### MATERIAL FOR THE TASK
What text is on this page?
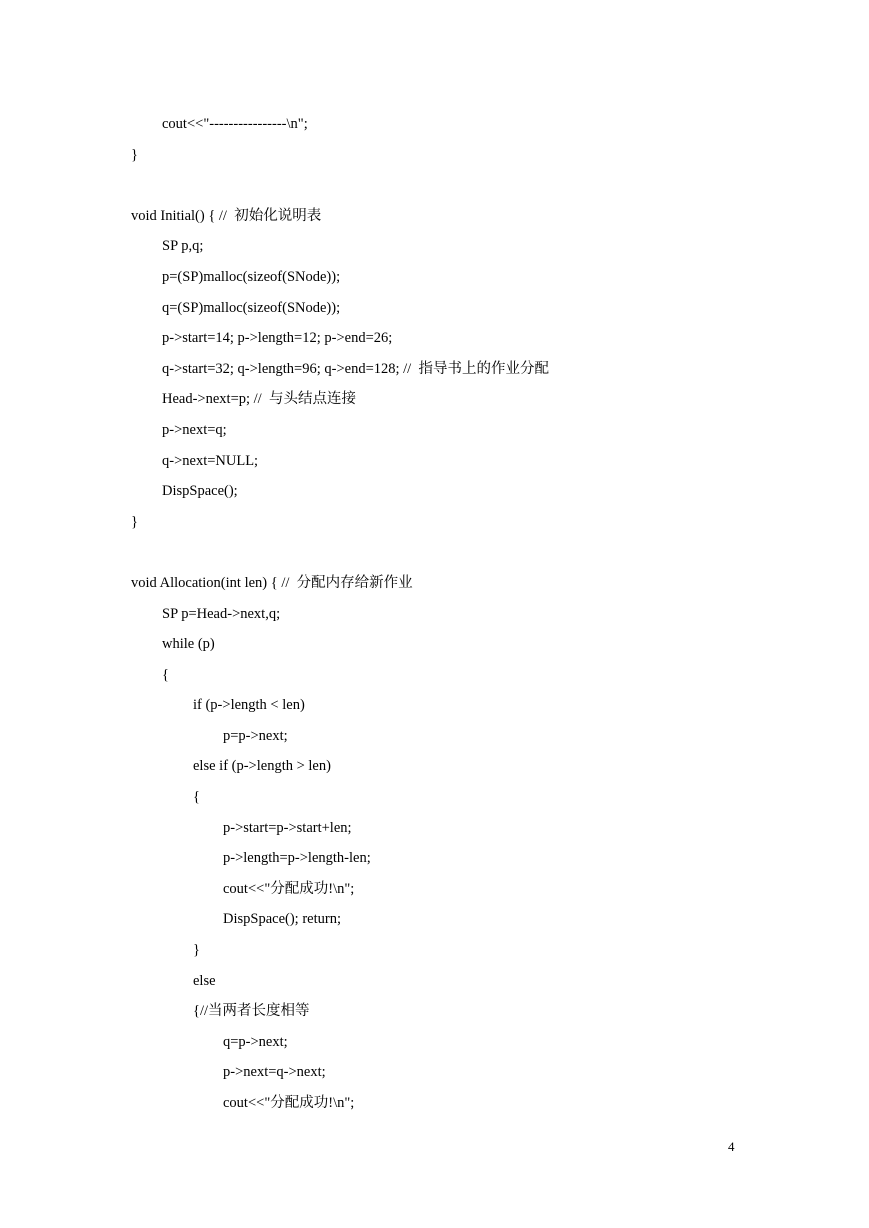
cout<<"----------------\n";
}
void Initial() { //  初始化说明表
SP p,q;
p=(SP)malloc(sizeof(SNode));
q=(SP)malloc(sizeof(SNode));
p->start=14; p->length=12; p->end=26;
q->start=32; q->length=96; q->end=128; //  指导书上的作业分配
Head->next=p; //  与头结点连接
p->next=q;
q->next=NULL;
DispSpace();
}
void Allocation(int len) { //  分配内存给新作业
SP p=Head->next,q;
while (p)
{
if (p->length < len)
p=p->next;
else if (p->length > len)
{
p->start=p->start+len;
p->length=p->length-len;
cout<<"分配成功!\n";
DispSpace(); return;
}
else
{//当两者长度相等
q=p->next;
p->next=q->next;
cout<<"分配成功!\n";
4
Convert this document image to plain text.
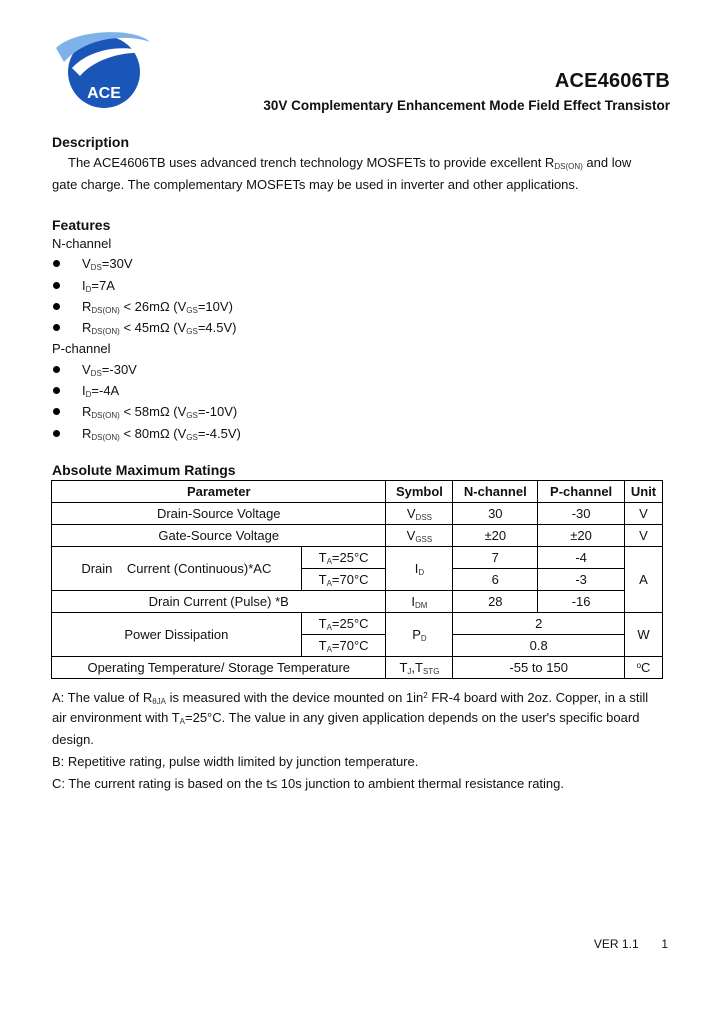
ACE
ACE4606TB
30V Complementary Enhancement Mode Field Effect Transistor
Description
The ACE4606TB uses advanced trench technology MOSFETs to provide excellent $R_{DS(ON)}$ and low
gate charge. The complementary MOSFETs may be used in inverter and other applications.
Features
N-channel
$V_{DS}=30V$
$I_D=7A$
$R_{DS(ON)} < 26m\Omega$ $(V_{GS}=10V)$
$R_{DS(ON)} < 45m\Omega$ $(V_{GS}=4.5V)$
P-channel
$V_{DS}=-30V$
$I_D=-4A$
$R_{DS(ON)} < 58m\Omega$ $(V_{GS}=-10V)$
$R_{DS(ON)} < 80m\Omega$ $(V_{GS}=-4.5V)$
Absolute Maximum Ratings
Parameter		Symbol	N-channel	P-channel	Unit
Drain-Source Voltage		$V_{DSS}$	30	-30	V
Gate-Source Voltage		$V_{GSS}$	±20	±20	V
Drain    Current (Continuous)*AC	$T_A=25^\circ C$	$I_D$	7	-4	A
	$T_A=70^\circ C$		6	-3	
Drain Current (Pulse) *B		$I_{DM}$	28	-16	
Power Dissipation	$T_A=25^\circ C$	$P_D$	2		W
	$T_A=70^\circ C$		0.8		
Operating Temperature/ Storage Temperature		$T_J,T_{STG}$	-55 to 150		$^o$C
A: The value of $R_{\theta JA}$ is measured with the device mounted on $1in^2$ FR-4 board with 2oz. Copper, in a still
air environment with $T_A=25^\circ C$. The value in any given application depends on the user's specific board
design.
B: Repetitive rating, pulse width limited by junction temperature.
C: The current rating is based on the t≤ 10s junction to ambient thermal resistance rating.
VER 1.1 1
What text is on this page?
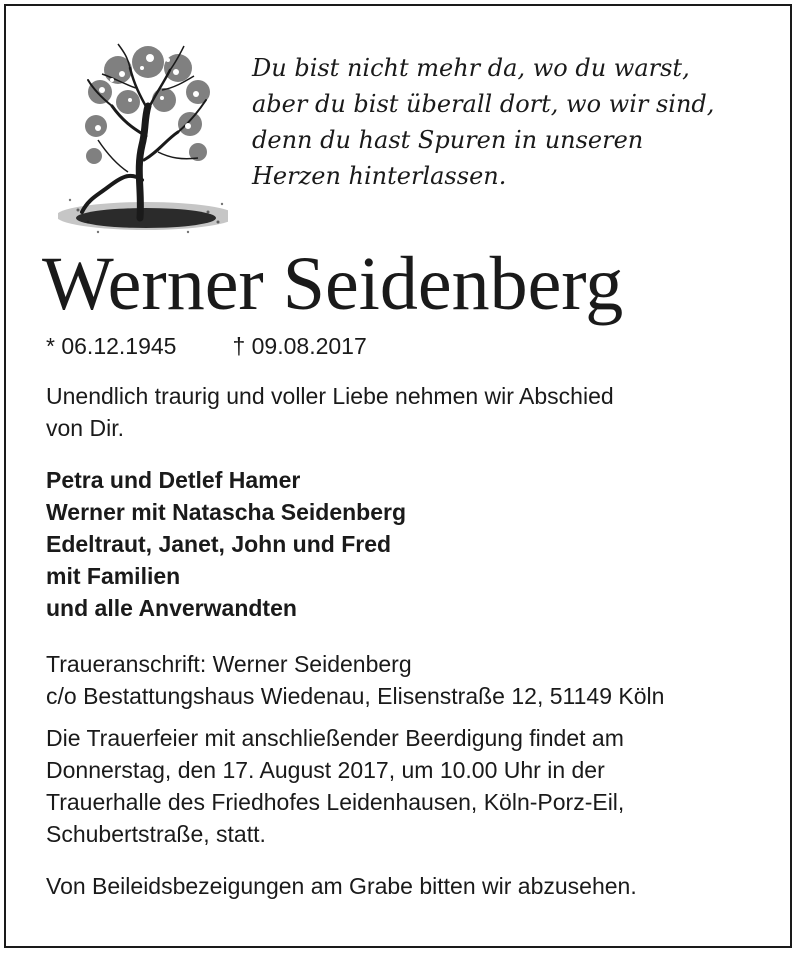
Du bist nicht mehr da, wo du warst,
aber du bist überall dort, wo wir sind,
denn du hast Spuren in unseren
Herzen hinterlassen.
Werner Seidenberg
* 06.12.1945 † 09.08.2017
Unendlich traurig und voller Liebe nehmen wir Abschied
von Dir.
Petra und Detlef Hamer
Werner mit Natascha Seidenberg
Edeltraut, Janet, John und Fred
mit Familien
und alle Anverwandten
Traueranschrift: Werner Seidenberg
c/o Bestattungshaus Wiedenau, Elisenstraße 12, 51149 Köln
Die Trauerfeier mit anschließender Beerdigung findet am
Donnerstag, den 17. August 2017, um 10.00 Uhr in der
Trauerhalle des Friedhofes Leidenhausen, Köln-Porz-Eil,
Schubertstraße, statt.
Von Beileidsbezeigungen am Grabe bitten wir abzusehen.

### EXERCISE DIRECTIONS
Each line that contains the word "Köln" counts toward the total; give only that total.

### COMPLETED TASK
2